> Source material

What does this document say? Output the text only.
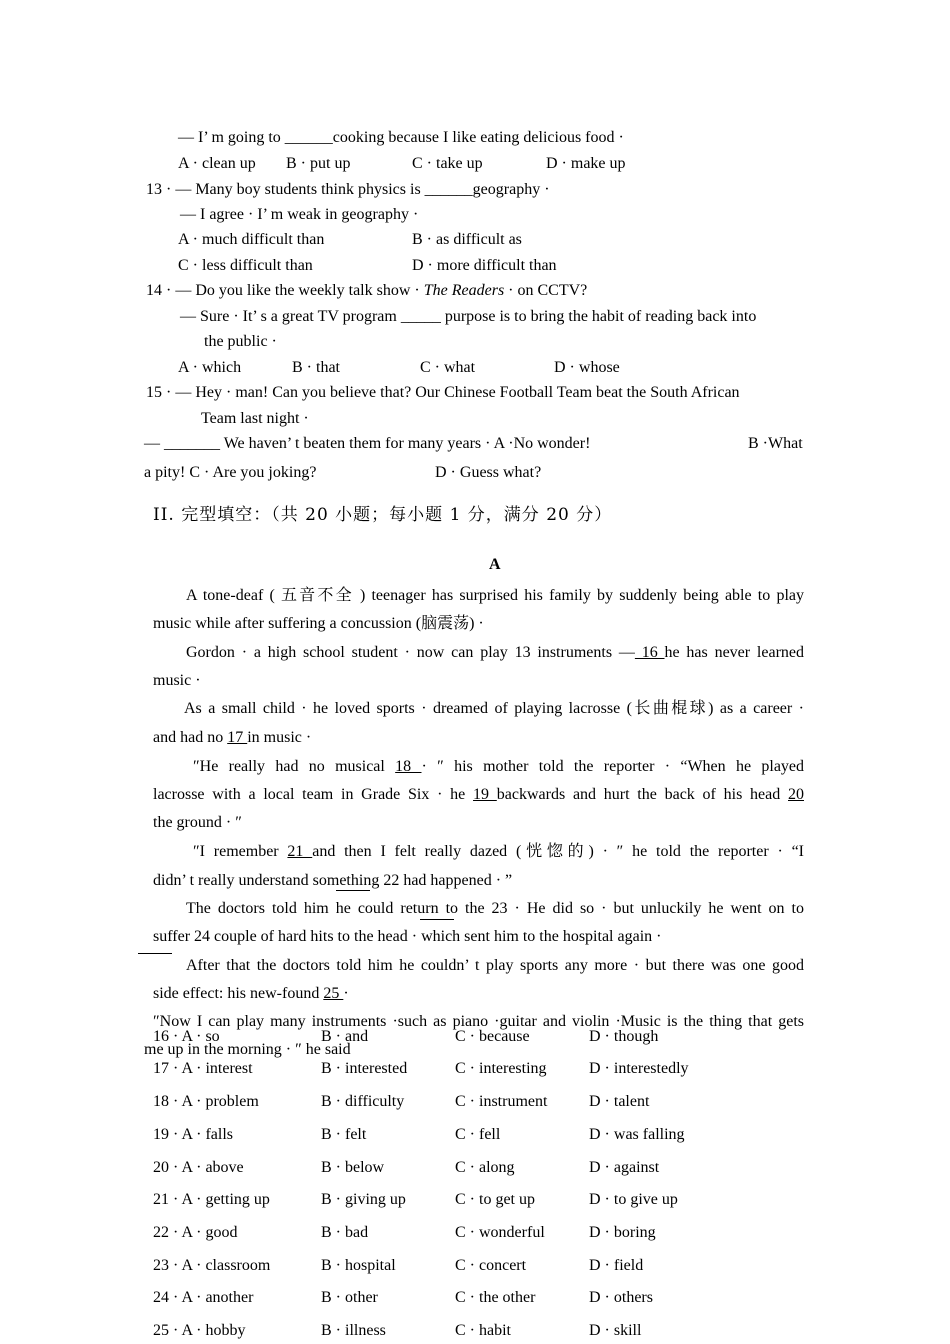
— I’ m going to ______cooking because I like eating delicious food ·
A · clean up B · put up	C · take up	D · make up
13 · — Many boy students think physics is ______geography ·
— I agree · I’ m weak in geography ·
A · much difficult than	B · as difficult as
C · less difficult than	D · more difficult than
14 · — Do you like the weekly talk show · The Readers · on CCTV?
— Sure · It’ s a great TV program _____ purpose is to bring the habit of reading back into
the public ·
A · which	B · that	C · what	D · whose
15 · — Hey · man! Can you believe that? Our Chinese Football Team beat the South African
Team last night ·
— _______ We haven’ t beaten them for many years · A ·No wonder!	B ·What
a pity! C · Are you joking?	D · Guess what?
II. 完型填空：（共 20 小题；每小题 1 分，满分 20 分）
A
A tone-deaf ( 五音不全 ) teenager has surprised his family by suddenly being able to play
music while after suffering a concussion (脑震荡) ·
Gordon · a high school student · now can play 13 instruments — 16 he has never learned
music ·
As a small child · he loved sports · dreamed of playing lacrosse (长曲棍球) as a career ·
and had no 17 in music ·
″He really had no musical 18 · ″ his mother told the reporter · “When he played
lacrosse with a local team in Grade Six · he 19 backwards and hurt the back of his head 20
the ground · ″
″I remember 21 and then I felt really dazed (恍惚的) · ″ he told the reporter · “I
didn’ t really understand something 22 had happened · ”
The doctors told him he could return to the 23 · He did so · but unluckily he went on to
suffer 24 couple of hard hits to the head · which sent him to the hospital again ·
After that the doctors told him he couldn’ t play sports any more · but there was one good
side effect: his new-found 25 ·
″Now I can play many instruments ·such as piano ·guitar and violin ·Music is the thing that gets
me up in the morning · ″ he said
16 · A · so	B · and	C · because	D · though
17 · A · interest	B · interested	C · interesting	D · interestedly
18 · A · problem	B · difficulty	C · instrument	D · talent
19 · A · falls	B · felt	C · fell	D · was falling
20 · A · above	B · below	C · along	D · against
21 · A · getting up	B · giving up	C · to get up	D · to give up
22 · A · good	B · bad	C · wonderful	D · boring
23 · A · classroom	B · hospital	C · concert	D · field
24 · A · another	B · other	C · the other	D · others
25 · A · hobby	B · illness	C · habit	D · skill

> Set task
Give every line of the material that includes the string "which".

> Answer to the exercise
A · which	B · that	C · what	D · whose
suffer 24 couple of hard hits to the head · which sent him to the hospital again ·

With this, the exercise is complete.